═══ EXCERPT

The developing story is becoming as bad as a Soap Opera.I sure hope we are not seeing the making of a new reef.


----------



## Freshwaterman

Cutting the mooring lines and towing to a location away from the well heads may become an option but the lines may also be the only thing that is keeping it from capsizing at the moment. I think this will go critical or level itsself today .I understand that a seven man crew was/is aboard and pump out is underway so maybe we will see some improvement in list within the next few hours if not already.

DL


----------



## SSNJOHN

*Thunder Horse*

Couldn't resist trying to be the 101st reply on this thread. This is a picture of the Thunder Horse and a Drill ship during the week of the UVI. We had to stay at least a mile off as they were conducting dive ops.

Crew boat "Crazy Cajun" was going beserk keeping the sport fishers away. Bet he is have a busy couple of days now.

Good spot to chunk for YF is ~ 7 miles East away at "Devils Tower".

SSNJOHN


----------



## shorewader

just letting you know no new developements yet 
thanks


----------



## Hou-Chap

"Davy Crockett/Jones" 
Nice catch there... I would like to say I did that on purpose to be funny, but guess some brain wires just got crossed. I too have enjoyed following this thread. There were many local firms that had a hand in it's development, and if it went down, that would be a major blow for the industry. For the fire my arse stayed in for the equipment we were responsible for providing on this project, I sure hope they salvage her. It would be a shame to have had my backside torn to shreds for no reason. I will be following this thread through out the day for any updates from you guys that are involved, of course I may have to skim over some of the fishing reports here while I'll at it...


----------



## Cat O' Lies

Seems to me that if you pump water into the legs on the high side it would level the platform out so you could get aboard and check all the equipment.


----------



## txranger

Any updates? Were they able to level it up any?


----------



## lordbater

Cat O' Lies said:


> Seems to me that if you pump water into the legs on the high side it would level the platform out so you could get aboard and check all the equipment.


 Is it possible that the high side is mainly what is keeping it above water? Maybe sinking the high side would sink the whole thing..

lb


----------



## Stephen

Status Report ​Early July 13, 2005 ​
• Situation at platform has been stable for two days. No change in status overnight. Platform continues to list at approximately 20 degrees.

══════

◆ **ACTIONS TO TAKE**
- A) In the Thunder Horse forum thread, about what angle was the platform still listing at in the early July 13, 2005 status report?
- B) Write the next part of the Thunder Horse forum thread, picking up right after its last line.
You won't need the material that comes after the thread.

═══ RECORDS SUPPLIED

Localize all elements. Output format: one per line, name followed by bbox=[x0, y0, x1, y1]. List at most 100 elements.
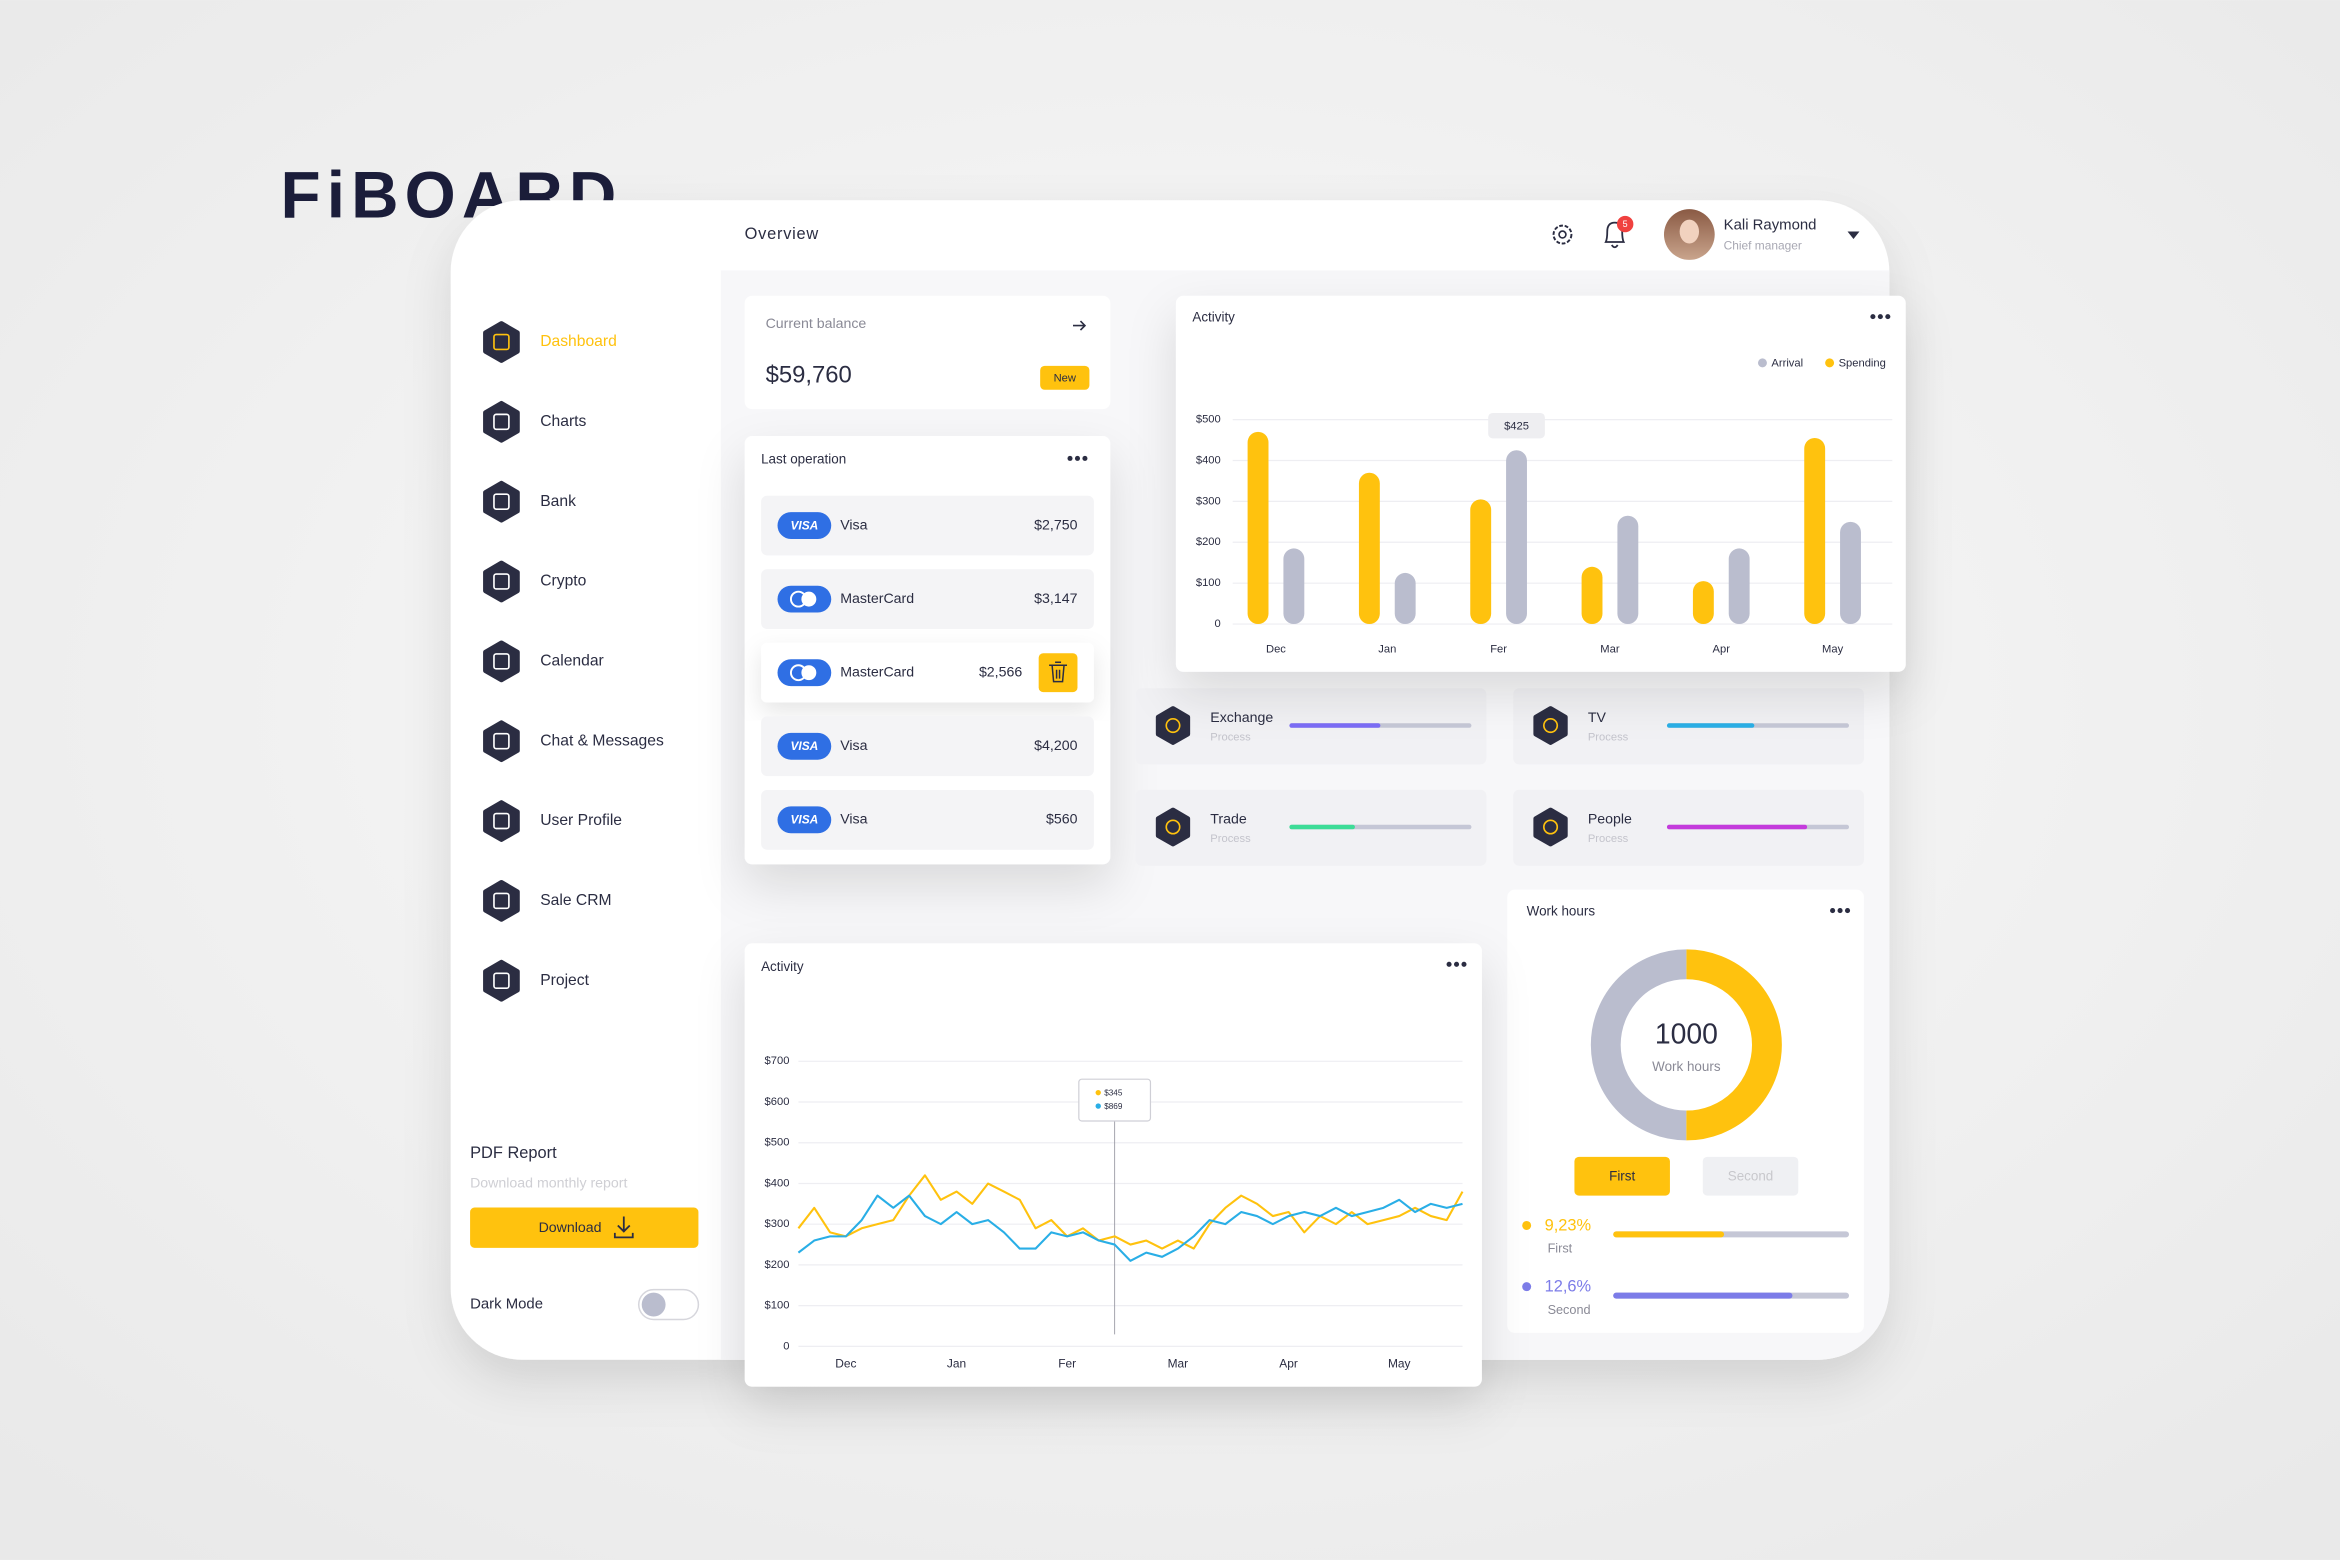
nav-label[interactable]: Project bbox=[540, 972, 589, 989]
stat-label: Second bbox=[1548, 1303, 1591, 1317]
process-icon bbox=[1155, 706, 1191, 745]
user-role: Chief manager bbox=[1724, 239, 1802, 253]
stat-dot bbox=[1522, 1220, 1532, 1230]
x-tick-label: Jan bbox=[1378, 643, 1396, 655]
legend-label: Spending bbox=[1839, 358, 1886, 370]
nav-label[interactable]: User Profile bbox=[540, 812, 622, 829]
tab-label[interactable]: Second bbox=[1728, 1169, 1774, 1184]
user-menu-caret[interactable] bbox=[1847, 231, 1860, 240]
more-dot[interactable] bbox=[1844, 908, 1851, 914]
nav-label[interactable]: Sale CRM bbox=[540, 892, 611, 909]
more-dot[interactable] bbox=[1885, 314, 1891, 320]
bar bbox=[1506, 450, 1527, 625]
nav-icon bbox=[483, 321, 520, 363]
nav-label[interactable]: Chat & Messages bbox=[540, 732, 664, 749]
y-tick-label: 0 bbox=[783, 1340, 789, 1352]
last-operation-title: Last operation bbox=[761, 451, 846, 466]
process-progress bbox=[1666, 824, 1808, 830]
more-dot[interactable] bbox=[1870, 314, 1876, 320]
tab-button[interactable] bbox=[1574, 1156, 1670, 1196]
operation-row[interactable] bbox=[761, 716, 1094, 777]
new-badge bbox=[1040, 365, 1090, 390]
bar bbox=[1247, 431, 1269, 625]
bar bbox=[1692, 581, 1714, 625]
more-dot[interactable] bbox=[1446, 961, 1452, 967]
bell-icon[interactable] bbox=[1604, 221, 1626, 249]
nav-label[interactable]: Crypto bbox=[540, 573, 586, 590]
bar bbox=[1470, 499, 1492, 625]
download-button[interactable] bbox=[470, 1207, 699, 1248]
x-tick-label: Fer bbox=[1058, 1356, 1076, 1370]
tab-label[interactable]: First bbox=[1609, 1169, 1635, 1184]
more-dot[interactable] bbox=[1067, 455, 1073, 461]
tab-button[interactable] bbox=[1702, 1156, 1799, 1196]
more-dot[interactable] bbox=[1074, 455, 1081, 461]
card-name: Visa bbox=[840, 738, 867, 754]
nav-label[interactable]: Charts bbox=[540, 413, 586, 430]
operation-amount: $2,750 bbox=[1034, 517, 1077, 533]
operation-row[interactable] bbox=[761, 642, 1094, 703]
y-tick-label: $600 bbox=[765, 1096, 790, 1108]
operation-row[interactable] bbox=[761, 495, 1094, 556]
bar bbox=[1394, 572, 1416, 625]
process-title: People bbox=[1588, 811, 1632, 827]
line-chart-card bbox=[744, 943, 1482, 1387]
more-dot[interactable] bbox=[1461, 961, 1467, 967]
process-icon bbox=[1533, 807, 1568, 847]
process-icon-glyph bbox=[1543, 717, 1559, 734]
legend-label: Arrival bbox=[1771, 358, 1803, 370]
stat-label: First bbox=[1548, 1242, 1573, 1256]
more-dot[interactable] bbox=[1453, 961, 1460, 967]
nav-icon-glyph bbox=[493, 972, 510, 990]
bar bbox=[1617, 515, 1639, 625]
operation-row[interactable] bbox=[761, 789, 1094, 850]
process-icon bbox=[1533, 706, 1568, 745]
nav-icon-glyph bbox=[493, 653, 510, 670]
dark-mode-label: Dark Mode bbox=[470, 1295, 543, 1312]
more-dot[interactable] bbox=[1830, 908, 1836, 914]
pdf-subtitle: Download monthly report bbox=[470, 1175, 627, 1191]
x-tick-label: Jan bbox=[947, 1356, 966, 1370]
balance-card bbox=[744, 295, 1111, 410]
avatar-face bbox=[1679, 219, 1700, 244]
download-label[interactable]: Download bbox=[539, 1220, 602, 1236]
settings-icon[interactable] bbox=[1552, 224, 1573, 245]
operation-row[interactable] bbox=[761, 569, 1094, 629]
nav-icon bbox=[483, 640, 520, 683]
card-badge-label: VISA bbox=[790, 813, 818, 827]
process-title: Trade bbox=[1210, 811, 1247, 827]
nav-label[interactable]: Calendar bbox=[540, 652, 604, 669]
nav-label[interactable]: Dashboard bbox=[540, 333, 617, 350]
chart-title: Activity bbox=[761, 959, 804, 974]
card-name: Visa bbox=[840, 517, 867, 533]
new-badge-label: New bbox=[1054, 373, 1077, 385]
pdf-title: PDF Report bbox=[470, 1144, 557, 1162]
more-dot[interactable] bbox=[1877, 314, 1883, 320]
y-tick-label: $300 bbox=[765, 1218, 790, 1230]
more-dot[interactable] bbox=[1082, 455, 1088, 461]
y-tick-label: $700 bbox=[765, 1055, 790, 1067]
delete-button[interactable] bbox=[1038, 653, 1078, 693]
nav-icon-glyph bbox=[493, 892, 510, 910]
nav-icon-glyph bbox=[493, 493, 510, 510]
chart-title: Activity bbox=[1192, 310, 1235, 325]
balance-arrow[interactable] bbox=[1072, 320, 1087, 331]
work-hours-total: 1000 bbox=[1655, 1018, 1718, 1050]
nav-label[interactable]: Bank bbox=[540, 493, 576, 510]
process-subtitle: Process bbox=[1210, 731, 1251, 743]
y-tick-label: $100 bbox=[1196, 577, 1221, 589]
process-subtitle: Process bbox=[1588, 731, 1629, 743]
stat-dot bbox=[1522, 1282, 1532, 1292]
work-hours-title: Work hours bbox=[1527, 904, 1596, 919]
y-tick-label: $100 bbox=[765, 1300, 790, 1312]
nav-icon-glyph bbox=[493, 333, 510, 351]
card-badge-label: VISA bbox=[790, 518, 818, 532]
y-tick-label: $400 bbox=[765, 1177, 790, 1189]
bar bbox=[1804, 437, 1826, 625]
work-hours-total-label: Work hours bbox=[1652, 1059, 1721, 1074]
nav-icon-glyph bbox=[493, 812, 510, 830]
more-dot[interactable] bbox=[1837, 908, 1843, 914]
line-series bbox=[797, 1194, 1463, 1262]
nav-icon bbox=[483, 720, 520, 763]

══════

◆ **WRITTEN RESPONSES**
- A) Approximately 20 degrees.

- B)
• Boarding teams established reliable power source on the platform, confirmed that some pumps installed on the platform are operational before teams were removed from platform Tuesday night for safety reasons and in order to rest. Boarding teams returned to the platform early this morning and are working to establish pumping operations in order to right the vessel.

• Teams on shore are now analyzing information from data recorders recovered yesterday in an effort to determine the cause of the listing. The cause is still unknown.

Weather at location is good. ​_Updated photographs, courtesy of US Coast Guard, are available for download www.bpissuenews.com​​http://www.bpissuenews.com/external/index.cfm?cid=988&fuseaction=EXTERNAL.documentlist&typeID=10297​The image labeled CG landing shows the coast guard helicoptor in the upper right corner... to give anyone not familair with the vessel and idea of the actual size.​_


----------



## boat_money

in the pic with the helicopter, it sure looks more like a 35-40 degree angle than 20 degrees. someone more mathmatically inclined see if you can figure it out.


----------



## Freshwaterman

the list would be the included angle off a vertical ,if you were to extend a vertical line from the water at a point directly in front of the leg and read the included angle from the leg itself to the vertical at the water line I think it comes more into perspective,agreed tho at first glance it does appear to be greater

DL


----------



## shorewader

good answer 
very layman's terms


----------



## bigdog

Stephen's report is pretty spot on ( I wonder who you are.. )

Things are stable this mornong, some ground was lost yesterday but overnight things stabilized a bit.

Boat Money, you are also correct, the angle is higher than "officially" stated..


----------



## Steelersfan

Though I don't have any of the recent photos, using the old photos posted and just putting a protractor up to the screen, I'd say it was listing between 18 and 22 degrees in those photos. The perspective from the photos doesn't give you a straight on, level shot (some of the photos have some tilt to them) so it is just a guesstimate. Anyone have any recent photos from today to post up? Hopefully they can save it.


----------



## Zach H

Measurements taken w/a ruler held up to my computer screen shows that he angle is infact about 20 degrees. Theta = sin^-1(O/H)= 21 degrees, where, from my measurements from the first pic on the first page of this thread, O=1.25" and H=3.5".


----------



## lordbater

I would have to agree. When I stand away from the monitor and squint real hard with my hand in front of my eye, it looks like right around 20.1deg..


----------



## ReefDonkey

Stephen's report came from BP's webiste...it "should" be accurate.


----------



## shorewader

unfotunately most major companies aerre like the media 
they tell you what they want to until it's all over


----------



## bigdog

ReefDonkey said:


> Stephen's report came from BP's webiste...it "should" be accurate.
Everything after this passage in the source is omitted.